___ Information supplied

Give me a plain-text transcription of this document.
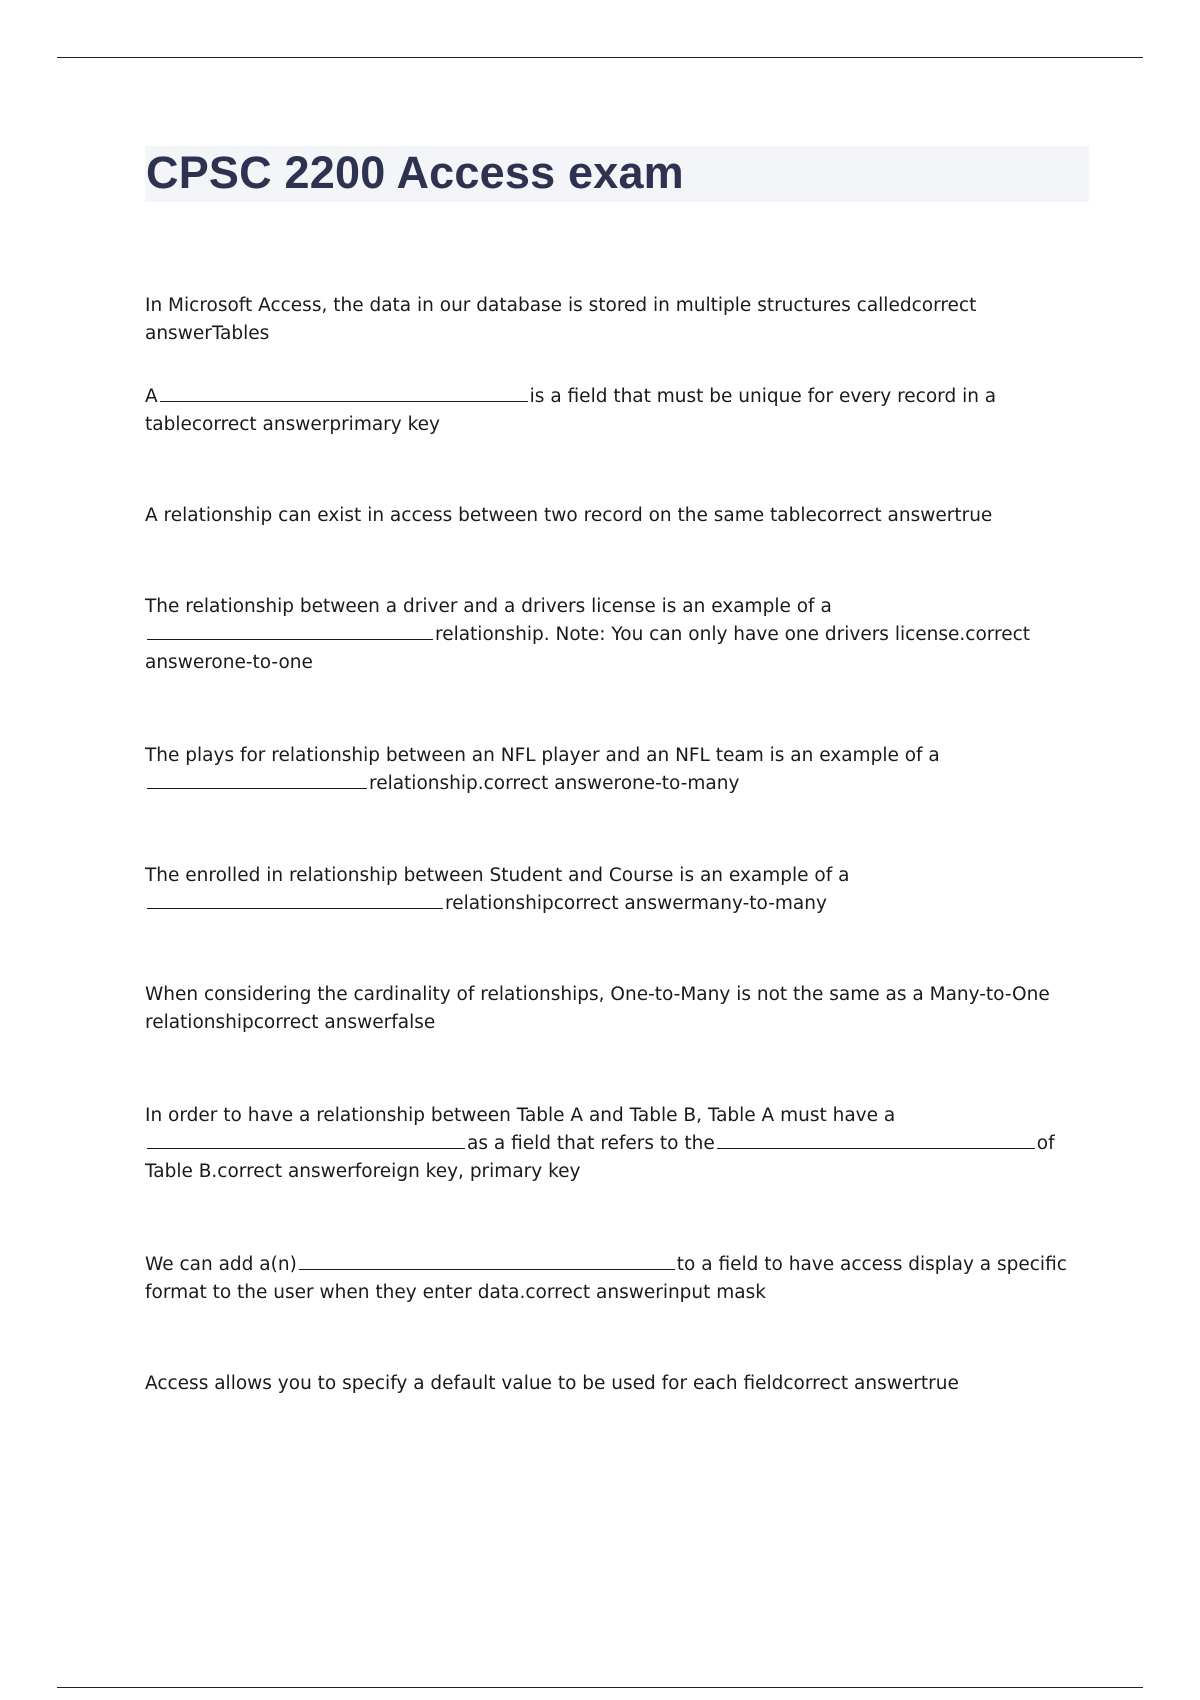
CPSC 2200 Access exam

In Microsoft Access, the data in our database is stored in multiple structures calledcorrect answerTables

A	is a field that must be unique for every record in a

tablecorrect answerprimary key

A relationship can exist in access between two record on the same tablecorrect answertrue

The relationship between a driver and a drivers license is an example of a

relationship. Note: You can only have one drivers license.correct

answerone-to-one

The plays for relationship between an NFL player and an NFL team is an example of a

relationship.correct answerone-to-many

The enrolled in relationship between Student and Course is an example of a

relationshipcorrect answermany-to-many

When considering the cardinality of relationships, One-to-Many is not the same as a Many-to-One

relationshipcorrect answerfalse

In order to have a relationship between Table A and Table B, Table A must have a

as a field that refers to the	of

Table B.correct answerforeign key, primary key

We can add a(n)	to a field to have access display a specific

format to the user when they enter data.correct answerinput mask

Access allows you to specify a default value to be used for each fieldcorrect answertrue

______

Problem description:
Write out every entry again word for word, without any of the pictures.

Problem solution:
Give me a plain-text transcription of this document.
CPSC 2200 Access exam

In Microsoft Access, the data in our database is stored in multiple structures calledcorrect answerTables

A	is a field that must be unique for every record in a

tablecorrect answerprimary key

A relationship can exist in access between two record on the same tablecorrect answertrue

The relationship between a driver and a drivers license is an example of a

relationship. Note: You can only have one drivers license.correct

answerone-to-one

The plays for relationship between an NFL player and an NFL team is an example of a

relationship.correct answerone-to-many

The enrolled in relationship between Student and Course is an example of a

relationshipcorrect answermany-to-many

When considering the cardinality of relationships, One-to-Many is not the same as a Many-to-One

relationshipcorrect answerfalse

In order to have a relationship between Table A and Table B, Table A must have a

as a field that refers to the	of

Table B.correct answerforeign key, primary key

We can add a(n)	to a field to have access display a specific

format to the user when they enter data.correct answerinput mask

Access allows you to specify a default value to be used for each fieldcorrect answertrue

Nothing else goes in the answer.